## Objective
Copy each line that contains the word "рамках".

[Dataset items]
▬▬▬▬▬▬▬▬▬▬

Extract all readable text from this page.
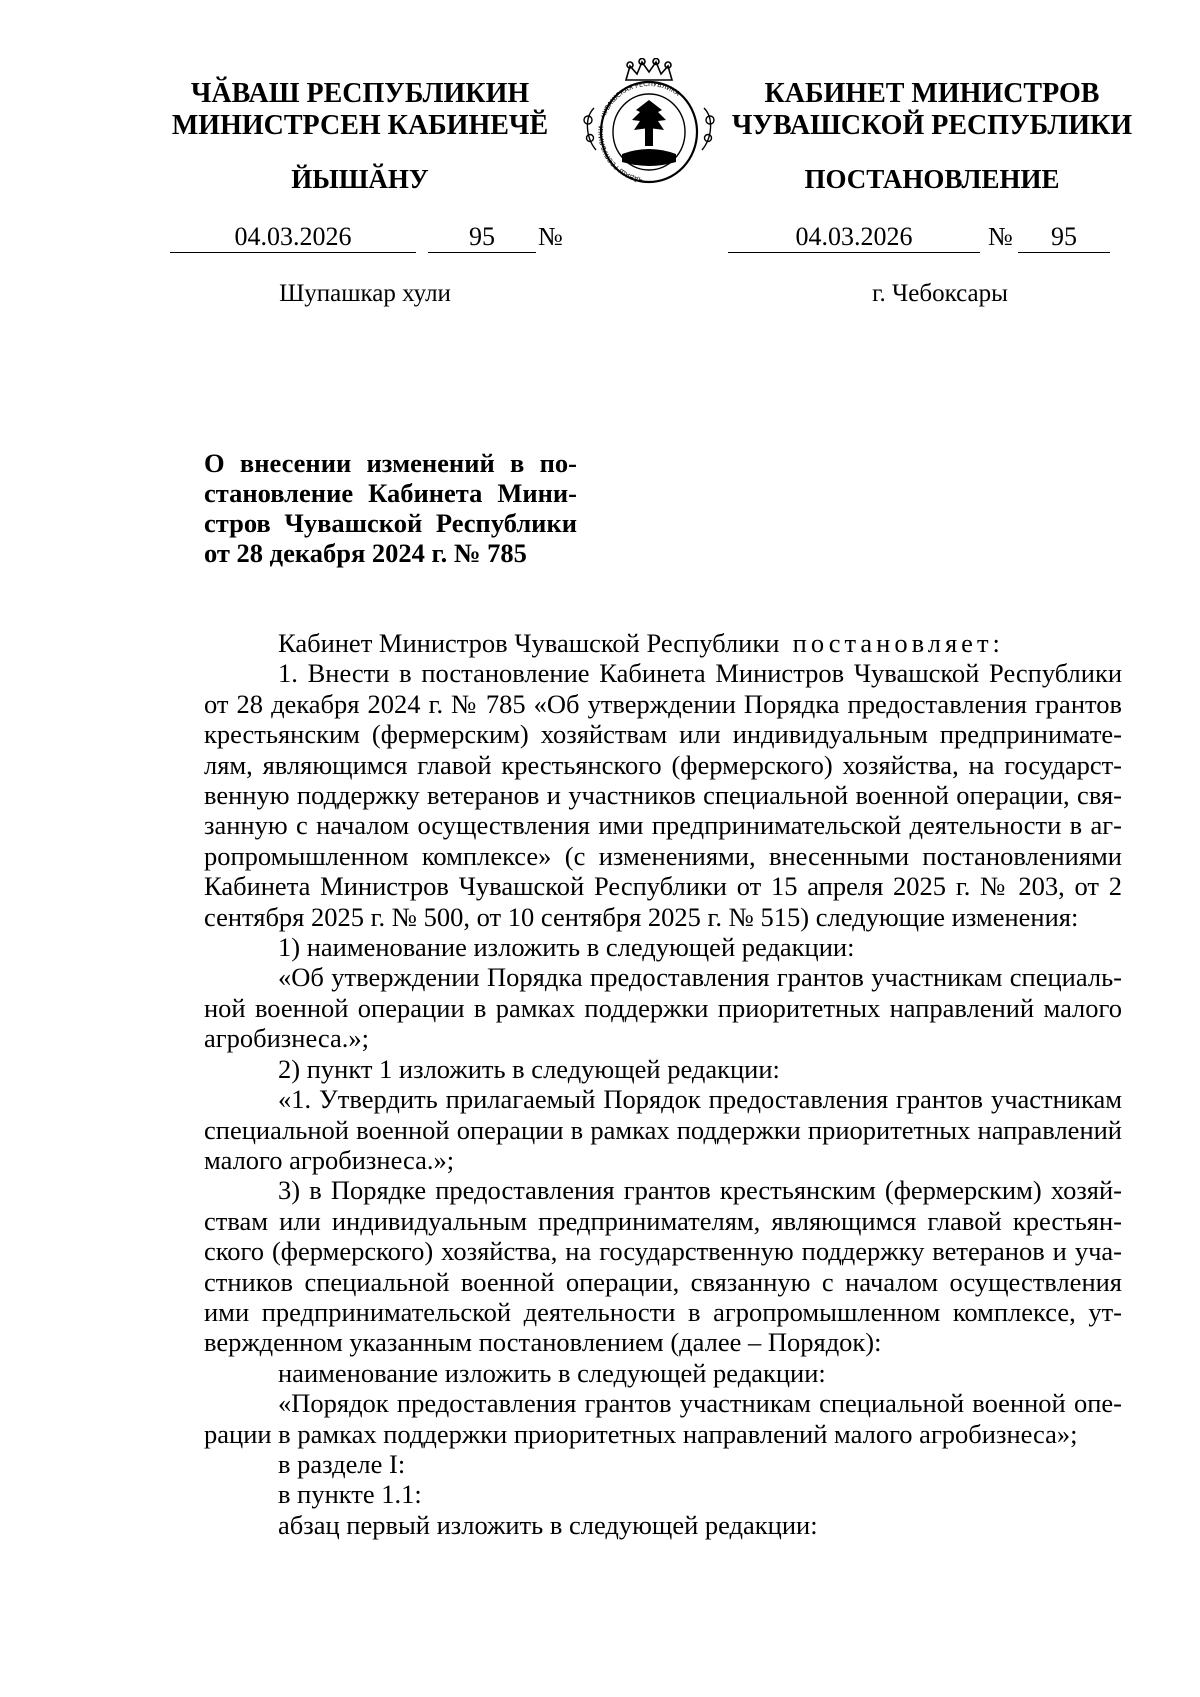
ЧӐВАШ РЕСПУБЛИКИН
МИНИСТРСЕН КАБИНЕЧӖ
ЙЫШӐНУ
04.03.2026	95	№
Шупашкар хули
ЧӐВАШ РЕСПУБЛИКИ • ЧУВАШСКАЯ РЕСПУБЛИКА	КАБИНЕТ МИНИСТРОВ
ЧУВАШСКОЙ РЕСПУБЛИКИ
ПОСТАНОВЛЕНИЕ
04.03.2026	№	95
г. Чебоксары
О внесении изменений в постановление Кабинета Министров Чувашской Республики от 28 декабря 2024 г. № 785

Кабинет Министров Чувашской Республики постановляет:

1. Внести в постановление Кабинета Министров Чувашской Республики от 28 декабря 2024 г. № 785 «Об утверждении Порядка предоставления грантов крестьянским (фермерским) хозяйствам или индивидуальным предпринимателям, являющимся главой крестьянского (фермерского) хозяйства, на государственную поддержку ветеранов и участников специальной военной операции, связанную с началом осуществления ими предпринимательской деятельности в агропромышленном комплексе» (с изменениями, внесенными постановлениями Кабинета Министров Чувашской Республики от 15 апреля 2025 г. № 203, от 2 сентября 2025 г. № 500, от 10 сентября 2025 г. № 515) следующие изменения:

1) наименование изложить в следующей редакции:

«Об утверждении Порядка предоставления грантов участникам специальной военной операции в рамках поддержки приоритетных направлений малого агробизнеса.»;

2) пункт 1 изложить в следующей редакции:

«1. Утвердить прилагаемый Порядок предоставления грантов участникам специальной военной операции в рамках поддержки приоритетных направлений малого агробизнеса.»;

3) в Порядке предоставления грантов крестьянским (фермерским) хозяйствам или индивидуальным предпринимателям, являющимся главой крестьянского (фермерского) хозяйства, на государственную поддержку ветеранов и участников специальной военной операции, связанную с началом осуществления ими предпринимательской деятельности в агропромышленном комплексе, утвержденном указанным постановлением (далее – Порядок):

наименование изложить в следующей редакции:

«Порядок предоставления грантов участникам специальной военной операции в рамках поддержки приоритетных направлений малого агробизнеса»;

в разделе I:

в пункте 1.1:

абзац первый изложить в следующей редакции:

▬▬▬▬▬▬▬▬▬▬

## Reply to the task
«Об утверждении Порядка предоставления грантов участникам специальной военной операции в рамках поддержки приоритетных направлений малого агробизнеса.»;
«1. Утвердить прилагаемый Порядок предоставления грантов участникам специальной военной операции в рамках поддержки приоритетных направлений малого агробизнеса.»;
«Порядок предоставления грантов участникам специальной военной операции в рамках поддержки приоритетных направлений малого агробизнеса»;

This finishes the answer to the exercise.